Given instruction:
Set down each record exactly as written.

Records shown:
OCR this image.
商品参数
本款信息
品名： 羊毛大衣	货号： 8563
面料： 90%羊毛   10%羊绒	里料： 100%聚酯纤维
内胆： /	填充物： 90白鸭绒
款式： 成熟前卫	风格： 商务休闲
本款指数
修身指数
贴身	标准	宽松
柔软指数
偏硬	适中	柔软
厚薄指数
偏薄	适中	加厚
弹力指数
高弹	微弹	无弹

Task result:
OCR this image.
商品参数
本款信息
品名： 羊毛大衣	货号： 8563
面料： 90%羊毛   10%羊绒	里料： 100%聚酯纤维
内胆： /	填充物： 90白鸭绒
款式： 成熟前卫	风格： 商务休闲
本款指数
修身指数
贴身	标准	宽松
柔软指数
偏硬	适中	柔软
厚薄指数
偏薄	适中	加厚
弹力指数
高弹	微弹	无弹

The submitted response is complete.